### WHAT TO PRODUCE:
Check every line below for the word "кризиса" and show those that hold it.

### DATA LISTING:

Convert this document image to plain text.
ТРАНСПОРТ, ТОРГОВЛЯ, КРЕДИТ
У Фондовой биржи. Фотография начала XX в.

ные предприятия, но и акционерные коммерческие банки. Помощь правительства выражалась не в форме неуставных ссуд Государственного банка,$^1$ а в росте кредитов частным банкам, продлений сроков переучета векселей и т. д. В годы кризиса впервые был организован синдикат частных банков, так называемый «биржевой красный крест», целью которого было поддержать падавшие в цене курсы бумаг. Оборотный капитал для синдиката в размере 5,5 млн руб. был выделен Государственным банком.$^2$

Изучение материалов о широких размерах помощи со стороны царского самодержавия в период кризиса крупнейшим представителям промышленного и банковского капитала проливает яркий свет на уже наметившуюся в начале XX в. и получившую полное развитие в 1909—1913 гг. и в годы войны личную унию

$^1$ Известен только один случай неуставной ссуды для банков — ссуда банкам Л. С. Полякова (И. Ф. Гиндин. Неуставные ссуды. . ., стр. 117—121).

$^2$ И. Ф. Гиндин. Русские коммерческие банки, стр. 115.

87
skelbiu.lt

### THE ANSWER:
ные предприятия, но и акционерные коммерческие банки. Помощь правительства выражалась не в форме неуставных ссуд Государственного банка,$^1$ а в росте кредитов частным банкам, продлений сроков переучета векселей и т. д. В годы кризиса впервые был организован синдикат частных банков, так называемый «биржевой красный крест», целью которого было поддержать падавшие в цене курсы бумаг. Оборотный капитал для синдиката в размере 5,5 млн руб. был выделен Государственным банком.$^2$
Изучение материалов о широких размерах помощи со стороны царского самодержавия в период кризиса крупнейшим представителям промышленного и банковского капитала проливает яркий свет на уже наметившуюся в начале XX в. и получившую полное развитие в 1909—1913 гг. и в годы войны личную унию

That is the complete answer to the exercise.